● Aim of the task: In the entries, find all lines that hold the word "name" and copy them.

Data records:
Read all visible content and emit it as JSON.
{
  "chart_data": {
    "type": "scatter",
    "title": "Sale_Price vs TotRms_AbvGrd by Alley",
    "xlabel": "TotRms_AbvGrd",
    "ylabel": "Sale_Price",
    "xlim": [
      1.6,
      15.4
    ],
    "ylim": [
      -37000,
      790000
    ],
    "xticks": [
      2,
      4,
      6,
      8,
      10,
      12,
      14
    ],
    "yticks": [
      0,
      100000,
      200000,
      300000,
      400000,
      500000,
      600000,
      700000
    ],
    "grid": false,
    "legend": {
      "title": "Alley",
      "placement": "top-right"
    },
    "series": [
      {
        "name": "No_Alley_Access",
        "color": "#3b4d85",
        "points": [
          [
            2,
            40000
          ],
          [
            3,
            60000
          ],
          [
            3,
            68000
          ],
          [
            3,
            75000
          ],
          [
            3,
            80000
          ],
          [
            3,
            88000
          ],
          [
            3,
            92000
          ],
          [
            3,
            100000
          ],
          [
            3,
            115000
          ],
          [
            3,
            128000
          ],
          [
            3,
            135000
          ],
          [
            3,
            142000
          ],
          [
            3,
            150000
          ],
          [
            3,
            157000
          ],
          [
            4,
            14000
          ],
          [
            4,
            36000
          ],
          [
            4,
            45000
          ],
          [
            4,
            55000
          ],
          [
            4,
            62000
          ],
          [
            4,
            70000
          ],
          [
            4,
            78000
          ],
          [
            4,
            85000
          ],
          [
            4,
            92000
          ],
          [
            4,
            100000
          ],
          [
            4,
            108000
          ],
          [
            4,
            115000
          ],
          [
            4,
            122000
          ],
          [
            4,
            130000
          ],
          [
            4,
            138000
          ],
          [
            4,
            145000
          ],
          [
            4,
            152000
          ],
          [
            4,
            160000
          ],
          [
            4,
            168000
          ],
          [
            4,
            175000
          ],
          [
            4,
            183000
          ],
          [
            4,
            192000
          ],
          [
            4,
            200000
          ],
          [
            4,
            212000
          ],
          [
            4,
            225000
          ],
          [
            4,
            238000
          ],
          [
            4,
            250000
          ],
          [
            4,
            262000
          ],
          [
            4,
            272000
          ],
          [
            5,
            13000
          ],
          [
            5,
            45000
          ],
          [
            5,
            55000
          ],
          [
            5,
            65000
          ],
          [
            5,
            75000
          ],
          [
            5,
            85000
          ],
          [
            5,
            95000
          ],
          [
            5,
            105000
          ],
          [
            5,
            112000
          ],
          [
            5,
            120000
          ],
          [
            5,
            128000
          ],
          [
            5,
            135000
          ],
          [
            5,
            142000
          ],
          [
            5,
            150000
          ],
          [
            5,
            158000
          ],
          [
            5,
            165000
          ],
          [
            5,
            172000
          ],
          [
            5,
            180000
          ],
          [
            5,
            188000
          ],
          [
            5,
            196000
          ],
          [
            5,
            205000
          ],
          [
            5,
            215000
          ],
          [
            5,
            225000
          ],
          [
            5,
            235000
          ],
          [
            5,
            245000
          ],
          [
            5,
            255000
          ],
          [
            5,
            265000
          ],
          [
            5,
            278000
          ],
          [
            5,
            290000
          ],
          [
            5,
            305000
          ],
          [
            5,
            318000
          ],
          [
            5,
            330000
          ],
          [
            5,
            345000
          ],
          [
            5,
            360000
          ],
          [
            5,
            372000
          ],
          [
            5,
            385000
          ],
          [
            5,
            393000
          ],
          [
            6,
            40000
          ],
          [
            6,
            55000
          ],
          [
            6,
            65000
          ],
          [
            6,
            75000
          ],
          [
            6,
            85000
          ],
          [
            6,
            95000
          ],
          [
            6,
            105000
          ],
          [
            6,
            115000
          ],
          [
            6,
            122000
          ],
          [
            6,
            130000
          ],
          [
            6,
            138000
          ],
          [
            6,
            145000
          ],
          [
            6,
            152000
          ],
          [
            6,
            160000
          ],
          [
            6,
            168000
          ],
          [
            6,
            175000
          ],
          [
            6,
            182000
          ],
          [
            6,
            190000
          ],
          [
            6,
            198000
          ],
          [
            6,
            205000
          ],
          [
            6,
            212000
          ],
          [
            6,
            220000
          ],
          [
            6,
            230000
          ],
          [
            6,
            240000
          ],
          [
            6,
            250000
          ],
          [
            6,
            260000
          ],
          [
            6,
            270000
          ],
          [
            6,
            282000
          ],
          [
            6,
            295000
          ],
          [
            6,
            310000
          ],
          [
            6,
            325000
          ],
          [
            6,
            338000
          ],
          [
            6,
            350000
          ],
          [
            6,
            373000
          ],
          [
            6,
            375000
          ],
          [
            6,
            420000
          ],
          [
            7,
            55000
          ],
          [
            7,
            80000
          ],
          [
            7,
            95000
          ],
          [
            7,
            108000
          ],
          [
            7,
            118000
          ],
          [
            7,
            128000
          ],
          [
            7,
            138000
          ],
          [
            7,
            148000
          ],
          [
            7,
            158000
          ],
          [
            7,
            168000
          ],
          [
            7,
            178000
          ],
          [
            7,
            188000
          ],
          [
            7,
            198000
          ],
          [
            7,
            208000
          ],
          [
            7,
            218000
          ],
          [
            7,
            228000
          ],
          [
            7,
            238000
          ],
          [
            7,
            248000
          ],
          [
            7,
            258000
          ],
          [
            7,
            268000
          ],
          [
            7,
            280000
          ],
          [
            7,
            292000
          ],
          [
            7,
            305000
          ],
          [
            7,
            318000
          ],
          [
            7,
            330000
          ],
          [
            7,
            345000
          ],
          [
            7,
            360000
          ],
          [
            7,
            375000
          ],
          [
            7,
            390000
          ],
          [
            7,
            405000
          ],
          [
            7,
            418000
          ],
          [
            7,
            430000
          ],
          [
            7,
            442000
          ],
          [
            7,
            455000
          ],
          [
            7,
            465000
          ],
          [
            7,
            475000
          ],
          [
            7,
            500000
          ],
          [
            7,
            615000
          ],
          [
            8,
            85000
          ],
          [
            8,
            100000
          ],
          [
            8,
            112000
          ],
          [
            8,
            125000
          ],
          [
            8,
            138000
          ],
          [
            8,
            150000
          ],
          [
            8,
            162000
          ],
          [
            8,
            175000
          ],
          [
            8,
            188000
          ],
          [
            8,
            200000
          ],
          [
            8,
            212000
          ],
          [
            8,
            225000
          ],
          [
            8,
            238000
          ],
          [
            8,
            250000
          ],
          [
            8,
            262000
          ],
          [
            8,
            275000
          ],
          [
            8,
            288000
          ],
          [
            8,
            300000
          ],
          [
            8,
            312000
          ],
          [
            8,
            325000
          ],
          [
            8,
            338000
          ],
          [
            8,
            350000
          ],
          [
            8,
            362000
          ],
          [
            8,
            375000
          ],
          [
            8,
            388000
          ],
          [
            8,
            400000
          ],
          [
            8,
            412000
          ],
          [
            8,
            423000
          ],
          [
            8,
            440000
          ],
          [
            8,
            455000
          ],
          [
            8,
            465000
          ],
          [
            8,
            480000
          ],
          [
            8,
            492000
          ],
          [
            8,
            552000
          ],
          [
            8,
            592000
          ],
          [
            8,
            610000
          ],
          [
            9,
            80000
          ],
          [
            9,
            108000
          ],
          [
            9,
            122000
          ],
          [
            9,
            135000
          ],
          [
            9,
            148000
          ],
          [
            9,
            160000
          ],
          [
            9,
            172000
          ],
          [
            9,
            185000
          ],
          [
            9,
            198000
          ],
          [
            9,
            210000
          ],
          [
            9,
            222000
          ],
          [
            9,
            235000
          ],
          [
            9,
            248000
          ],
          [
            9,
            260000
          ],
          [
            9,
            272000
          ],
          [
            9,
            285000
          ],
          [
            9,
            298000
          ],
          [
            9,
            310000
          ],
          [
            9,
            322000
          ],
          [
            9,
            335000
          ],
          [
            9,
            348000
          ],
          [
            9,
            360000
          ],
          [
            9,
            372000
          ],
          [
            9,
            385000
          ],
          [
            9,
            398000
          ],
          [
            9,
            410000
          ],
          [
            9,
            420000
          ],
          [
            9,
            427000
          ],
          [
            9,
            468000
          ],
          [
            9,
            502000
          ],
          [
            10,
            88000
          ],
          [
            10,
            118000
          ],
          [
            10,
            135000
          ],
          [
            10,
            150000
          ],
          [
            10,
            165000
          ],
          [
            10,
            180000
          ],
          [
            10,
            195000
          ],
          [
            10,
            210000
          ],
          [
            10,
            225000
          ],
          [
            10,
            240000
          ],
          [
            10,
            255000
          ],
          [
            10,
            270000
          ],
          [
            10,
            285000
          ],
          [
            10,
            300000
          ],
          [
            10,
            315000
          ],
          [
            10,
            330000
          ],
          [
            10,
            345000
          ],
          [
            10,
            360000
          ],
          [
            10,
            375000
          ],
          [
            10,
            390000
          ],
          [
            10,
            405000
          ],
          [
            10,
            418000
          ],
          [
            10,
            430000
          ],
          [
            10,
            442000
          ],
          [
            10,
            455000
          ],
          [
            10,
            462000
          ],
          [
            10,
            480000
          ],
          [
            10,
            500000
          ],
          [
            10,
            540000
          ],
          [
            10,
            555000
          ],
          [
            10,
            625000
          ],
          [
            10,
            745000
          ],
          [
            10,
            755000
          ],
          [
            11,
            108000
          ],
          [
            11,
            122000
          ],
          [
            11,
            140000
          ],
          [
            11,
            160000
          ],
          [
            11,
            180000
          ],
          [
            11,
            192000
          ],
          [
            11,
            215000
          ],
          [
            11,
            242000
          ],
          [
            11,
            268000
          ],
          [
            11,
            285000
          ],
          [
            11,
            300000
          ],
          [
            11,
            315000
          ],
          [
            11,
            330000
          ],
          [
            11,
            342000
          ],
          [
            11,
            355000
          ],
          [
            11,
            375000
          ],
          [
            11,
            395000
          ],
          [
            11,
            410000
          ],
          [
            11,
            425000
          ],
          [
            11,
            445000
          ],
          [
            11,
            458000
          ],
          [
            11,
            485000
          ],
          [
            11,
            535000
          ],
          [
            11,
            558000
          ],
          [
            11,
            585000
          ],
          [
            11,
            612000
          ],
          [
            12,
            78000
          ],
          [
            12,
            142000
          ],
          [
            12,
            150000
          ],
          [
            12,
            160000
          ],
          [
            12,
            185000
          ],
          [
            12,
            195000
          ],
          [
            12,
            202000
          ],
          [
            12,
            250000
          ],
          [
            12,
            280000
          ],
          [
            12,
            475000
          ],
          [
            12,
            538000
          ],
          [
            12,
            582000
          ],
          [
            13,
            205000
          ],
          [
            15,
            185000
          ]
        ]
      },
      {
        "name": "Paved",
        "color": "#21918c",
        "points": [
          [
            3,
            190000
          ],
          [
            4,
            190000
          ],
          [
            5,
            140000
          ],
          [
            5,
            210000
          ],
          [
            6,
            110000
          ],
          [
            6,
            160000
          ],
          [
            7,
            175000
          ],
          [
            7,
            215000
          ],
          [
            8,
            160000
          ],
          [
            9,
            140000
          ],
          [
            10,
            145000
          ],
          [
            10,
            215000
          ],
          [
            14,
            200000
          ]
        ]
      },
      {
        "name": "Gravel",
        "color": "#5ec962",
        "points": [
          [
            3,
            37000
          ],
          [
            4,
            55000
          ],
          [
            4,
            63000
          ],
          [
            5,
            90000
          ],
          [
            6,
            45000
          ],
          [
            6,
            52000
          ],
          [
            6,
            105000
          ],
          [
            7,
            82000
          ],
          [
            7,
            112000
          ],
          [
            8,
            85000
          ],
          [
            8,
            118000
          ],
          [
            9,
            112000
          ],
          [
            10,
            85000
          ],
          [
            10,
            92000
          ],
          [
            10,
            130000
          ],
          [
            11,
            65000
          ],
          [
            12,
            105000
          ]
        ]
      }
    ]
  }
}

● Result:
        "name": "No_Alley_Access",
        "name": "Paved",
        "name": "Gravel",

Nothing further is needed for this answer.